▶ _WHAT THE EXERCISE ASKS_
Go through the listing and copy every line word for word.

▶ _INPUT ROWS_
────────────────────

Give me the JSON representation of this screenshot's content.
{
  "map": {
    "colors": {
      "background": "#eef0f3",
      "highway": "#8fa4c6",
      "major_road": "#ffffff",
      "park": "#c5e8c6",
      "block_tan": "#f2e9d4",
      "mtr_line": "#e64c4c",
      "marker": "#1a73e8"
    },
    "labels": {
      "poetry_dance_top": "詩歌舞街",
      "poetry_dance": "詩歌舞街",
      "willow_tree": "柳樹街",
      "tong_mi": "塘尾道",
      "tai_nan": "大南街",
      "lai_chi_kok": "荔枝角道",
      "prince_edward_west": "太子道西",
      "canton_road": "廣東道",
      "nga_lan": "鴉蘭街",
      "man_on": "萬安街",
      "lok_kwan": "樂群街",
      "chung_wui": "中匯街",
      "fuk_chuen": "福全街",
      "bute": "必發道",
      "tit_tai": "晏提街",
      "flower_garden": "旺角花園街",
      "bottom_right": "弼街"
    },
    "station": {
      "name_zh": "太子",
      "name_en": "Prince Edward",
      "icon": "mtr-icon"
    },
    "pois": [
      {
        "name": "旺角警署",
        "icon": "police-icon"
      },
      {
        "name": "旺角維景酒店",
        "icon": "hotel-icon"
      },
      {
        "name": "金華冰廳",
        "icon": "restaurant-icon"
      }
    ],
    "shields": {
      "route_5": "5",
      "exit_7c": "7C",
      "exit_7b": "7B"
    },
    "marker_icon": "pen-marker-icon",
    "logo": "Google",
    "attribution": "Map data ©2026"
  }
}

────────────────────

▶ _SOLUTION FOR THIS PROBLEM_
Give me the JSON representation of this screenshot's content.
{
  "map": {
    "colors": {
      "background": "#eef0f3",
      "highway": "#8fa4c6",
      "major_road": "#ffffff",
      "park": "#c5e8c6",
      "block_tan": "#f2e9d4",
      "mtr_line": "#e64c4c",
      "marker": "#1a73e8"
    },
    "labels": {
      "poetry_dance_top": "詩歌舞街",
      "poetry_dance": "詩歌舞街",
      "willow_tree": "柳樹街",
      "tong_mi": "塘尾道",
      "tai_nan": "大南街",
      "lai_chi_kok": "荔枝角道",
      "prince_edward_west": "太子道西",
      "canton_road": "廣東道",
      "nga_lan": "鴉蘭街",
      "man_on": "萬安街",
      "lok_kwan": "樂群街",
      "chung_wui": "中匯街",
      "fuk_chuen": "福全街",
      "bute": "必發道",
      "tit_tai": "晏提街",
      "flower_garden": "旺角花園街",
      "bottom_right": "弼街"
    },
    "station": {
      "name_zh": "太子",
      "name_en": "Prince Edward",
      "icon": "mtr-icon"
    },
    "pois": [
      {
        "name": "旺角警署",
        "icon": "police-icon"
      },
      {
        "name": "旺角維景酒店",
        "icon": "hotel-icon"
      },
      {
        "name": "金華冰廳",
        "icon": "restaurant-icon"
      }
    ],
    "shields": {
      "route_5": "5",
      "exit_7c": "7C",
      "exit_7b": "7B"
    },
    "marker_icon": "pen-marker-icon",
    "logo": "Google",
    "attribution": "Map data ©2026"
  }
}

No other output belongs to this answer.